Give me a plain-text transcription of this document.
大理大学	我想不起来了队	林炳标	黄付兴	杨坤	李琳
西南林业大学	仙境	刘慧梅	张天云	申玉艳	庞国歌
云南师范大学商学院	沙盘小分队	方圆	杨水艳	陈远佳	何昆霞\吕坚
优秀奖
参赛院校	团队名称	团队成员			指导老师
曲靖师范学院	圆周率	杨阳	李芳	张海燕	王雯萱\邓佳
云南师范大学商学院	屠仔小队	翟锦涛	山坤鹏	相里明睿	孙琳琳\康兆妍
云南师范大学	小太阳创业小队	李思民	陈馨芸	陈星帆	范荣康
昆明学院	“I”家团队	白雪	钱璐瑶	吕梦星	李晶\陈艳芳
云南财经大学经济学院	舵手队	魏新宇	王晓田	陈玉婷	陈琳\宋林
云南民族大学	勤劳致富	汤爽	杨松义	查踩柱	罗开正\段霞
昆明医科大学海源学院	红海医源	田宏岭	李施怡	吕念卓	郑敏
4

^^^^

▶ _Exercise task_: Copy each line holding the word "云南师范大学商学院" from the listing above.

▶ _Task output_:
云南师范大学商学院	沙盘小分队	方圆	杨水艳	陈远佳	何昆霞\吕坚
云南师范大学商学院	屠仔小队	翟锦涛	山坤鹏	相里明睿	孙琳琳\康兆妍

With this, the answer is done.